Figure record listings:
>> Start
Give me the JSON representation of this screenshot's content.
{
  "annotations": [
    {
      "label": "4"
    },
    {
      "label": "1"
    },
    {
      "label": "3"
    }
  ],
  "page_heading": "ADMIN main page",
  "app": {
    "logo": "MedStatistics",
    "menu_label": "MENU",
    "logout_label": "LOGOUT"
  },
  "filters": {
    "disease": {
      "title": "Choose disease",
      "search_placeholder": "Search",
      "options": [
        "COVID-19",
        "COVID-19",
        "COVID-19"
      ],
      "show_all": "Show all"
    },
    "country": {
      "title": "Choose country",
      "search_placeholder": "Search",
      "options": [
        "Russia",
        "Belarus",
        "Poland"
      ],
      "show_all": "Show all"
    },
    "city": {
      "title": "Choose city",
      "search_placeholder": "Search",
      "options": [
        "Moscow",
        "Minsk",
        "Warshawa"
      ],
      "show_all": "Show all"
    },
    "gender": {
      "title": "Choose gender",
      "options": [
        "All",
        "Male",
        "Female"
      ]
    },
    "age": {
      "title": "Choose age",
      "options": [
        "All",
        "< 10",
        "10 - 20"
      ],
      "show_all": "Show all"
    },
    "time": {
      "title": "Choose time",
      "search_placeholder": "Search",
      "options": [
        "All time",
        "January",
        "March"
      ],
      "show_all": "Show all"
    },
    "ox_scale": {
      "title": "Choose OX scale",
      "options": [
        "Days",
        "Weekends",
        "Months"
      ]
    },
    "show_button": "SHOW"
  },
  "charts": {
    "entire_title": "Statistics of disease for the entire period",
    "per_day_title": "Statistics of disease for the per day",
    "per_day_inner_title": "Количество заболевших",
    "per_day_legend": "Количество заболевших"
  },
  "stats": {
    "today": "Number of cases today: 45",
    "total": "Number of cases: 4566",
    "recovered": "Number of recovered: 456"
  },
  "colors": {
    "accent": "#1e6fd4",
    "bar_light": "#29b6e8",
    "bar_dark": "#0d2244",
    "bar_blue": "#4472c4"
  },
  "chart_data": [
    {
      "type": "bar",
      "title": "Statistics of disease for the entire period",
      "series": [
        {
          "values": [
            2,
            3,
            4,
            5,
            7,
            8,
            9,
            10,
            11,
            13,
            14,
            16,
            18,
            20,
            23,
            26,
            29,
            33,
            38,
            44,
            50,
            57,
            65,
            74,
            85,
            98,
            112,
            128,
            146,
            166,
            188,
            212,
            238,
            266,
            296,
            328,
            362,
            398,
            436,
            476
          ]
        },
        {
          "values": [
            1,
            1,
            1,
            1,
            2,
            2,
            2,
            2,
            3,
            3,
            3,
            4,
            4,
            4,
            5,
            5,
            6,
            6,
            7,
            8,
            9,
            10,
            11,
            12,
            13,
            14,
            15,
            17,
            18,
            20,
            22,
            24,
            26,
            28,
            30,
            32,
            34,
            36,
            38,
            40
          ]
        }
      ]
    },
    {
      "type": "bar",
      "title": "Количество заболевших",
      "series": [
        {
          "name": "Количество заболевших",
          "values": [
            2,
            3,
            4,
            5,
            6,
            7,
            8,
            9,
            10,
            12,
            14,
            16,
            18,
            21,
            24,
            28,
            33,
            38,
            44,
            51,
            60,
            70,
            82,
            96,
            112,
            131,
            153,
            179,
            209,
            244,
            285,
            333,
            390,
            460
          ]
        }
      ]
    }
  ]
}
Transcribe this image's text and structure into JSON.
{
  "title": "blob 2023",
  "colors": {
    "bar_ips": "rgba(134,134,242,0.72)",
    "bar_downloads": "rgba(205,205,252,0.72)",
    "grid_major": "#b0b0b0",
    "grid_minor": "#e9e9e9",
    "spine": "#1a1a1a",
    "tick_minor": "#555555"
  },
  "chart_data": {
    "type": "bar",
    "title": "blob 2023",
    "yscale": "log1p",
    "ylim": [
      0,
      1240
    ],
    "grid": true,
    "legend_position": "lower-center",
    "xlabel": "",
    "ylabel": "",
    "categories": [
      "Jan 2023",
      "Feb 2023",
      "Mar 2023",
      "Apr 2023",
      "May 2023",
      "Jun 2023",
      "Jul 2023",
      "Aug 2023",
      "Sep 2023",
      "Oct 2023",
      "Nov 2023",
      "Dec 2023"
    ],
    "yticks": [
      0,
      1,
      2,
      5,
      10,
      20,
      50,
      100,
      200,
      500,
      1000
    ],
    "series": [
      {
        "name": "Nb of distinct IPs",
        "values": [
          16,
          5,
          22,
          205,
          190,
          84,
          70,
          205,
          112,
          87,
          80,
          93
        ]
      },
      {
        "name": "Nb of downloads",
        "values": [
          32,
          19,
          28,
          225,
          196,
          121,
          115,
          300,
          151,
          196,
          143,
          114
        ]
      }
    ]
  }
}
>> End
Using the entries above, return each line that includes the word "disease".

TASK RESPONSE |
    "disease": {
      "title": "Choose disease",
    "entire_title": "Statistics of disease for the entire period",
    "per_day_title": "Statistics of disease for the per day",
      "title": "Statistics of disease for the entire period",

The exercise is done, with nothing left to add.